◆ **Exercise description**: Lines that include the word "MOSI" are the ones to copy.

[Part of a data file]
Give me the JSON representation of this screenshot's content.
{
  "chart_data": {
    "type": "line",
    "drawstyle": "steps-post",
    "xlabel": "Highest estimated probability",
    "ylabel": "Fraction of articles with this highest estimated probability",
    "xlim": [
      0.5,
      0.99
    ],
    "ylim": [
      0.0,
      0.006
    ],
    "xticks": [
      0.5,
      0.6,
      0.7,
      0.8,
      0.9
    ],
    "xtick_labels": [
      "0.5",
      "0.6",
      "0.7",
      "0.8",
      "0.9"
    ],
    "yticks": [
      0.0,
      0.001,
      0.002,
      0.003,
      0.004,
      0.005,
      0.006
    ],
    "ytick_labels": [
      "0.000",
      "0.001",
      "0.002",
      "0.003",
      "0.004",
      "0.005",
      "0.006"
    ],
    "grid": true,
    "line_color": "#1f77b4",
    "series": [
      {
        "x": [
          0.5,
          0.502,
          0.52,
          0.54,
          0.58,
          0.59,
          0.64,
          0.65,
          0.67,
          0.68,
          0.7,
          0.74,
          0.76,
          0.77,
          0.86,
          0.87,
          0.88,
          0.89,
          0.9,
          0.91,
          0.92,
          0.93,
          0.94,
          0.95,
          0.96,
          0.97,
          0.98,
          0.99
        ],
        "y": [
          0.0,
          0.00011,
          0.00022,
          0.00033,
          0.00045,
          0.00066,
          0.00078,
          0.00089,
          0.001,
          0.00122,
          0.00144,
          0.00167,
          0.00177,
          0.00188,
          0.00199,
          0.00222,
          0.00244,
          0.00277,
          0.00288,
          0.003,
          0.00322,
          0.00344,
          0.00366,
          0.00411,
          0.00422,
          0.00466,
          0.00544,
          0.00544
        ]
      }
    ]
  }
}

...

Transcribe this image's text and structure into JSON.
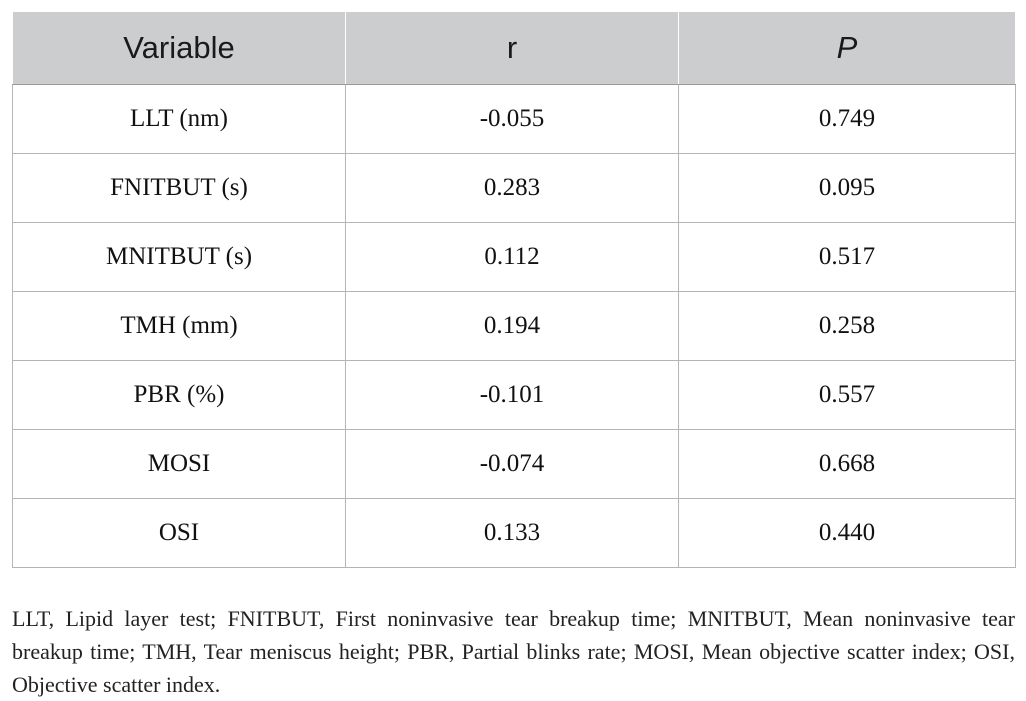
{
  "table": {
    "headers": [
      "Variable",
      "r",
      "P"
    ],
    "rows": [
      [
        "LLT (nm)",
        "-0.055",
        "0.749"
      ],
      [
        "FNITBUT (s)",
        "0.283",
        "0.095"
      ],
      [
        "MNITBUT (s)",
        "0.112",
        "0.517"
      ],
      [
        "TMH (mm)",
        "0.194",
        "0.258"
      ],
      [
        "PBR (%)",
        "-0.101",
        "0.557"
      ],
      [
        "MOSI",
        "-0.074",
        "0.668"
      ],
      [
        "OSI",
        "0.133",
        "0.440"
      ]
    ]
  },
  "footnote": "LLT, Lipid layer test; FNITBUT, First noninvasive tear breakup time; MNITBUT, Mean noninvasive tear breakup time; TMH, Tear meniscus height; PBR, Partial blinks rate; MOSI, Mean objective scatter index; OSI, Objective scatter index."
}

◆ **Answer**:
        "MOSI",
  "footnote": "LLT, Lipid layer test; FNITBUT, First noninvasive tear breakup time; MNITBUT, Mean noninvasive tear breakup time; TMH, Tear meniscus height; PBR, Partial blinks rate; MOSI, Mean objective scatter index; OSI, Objective scatter index."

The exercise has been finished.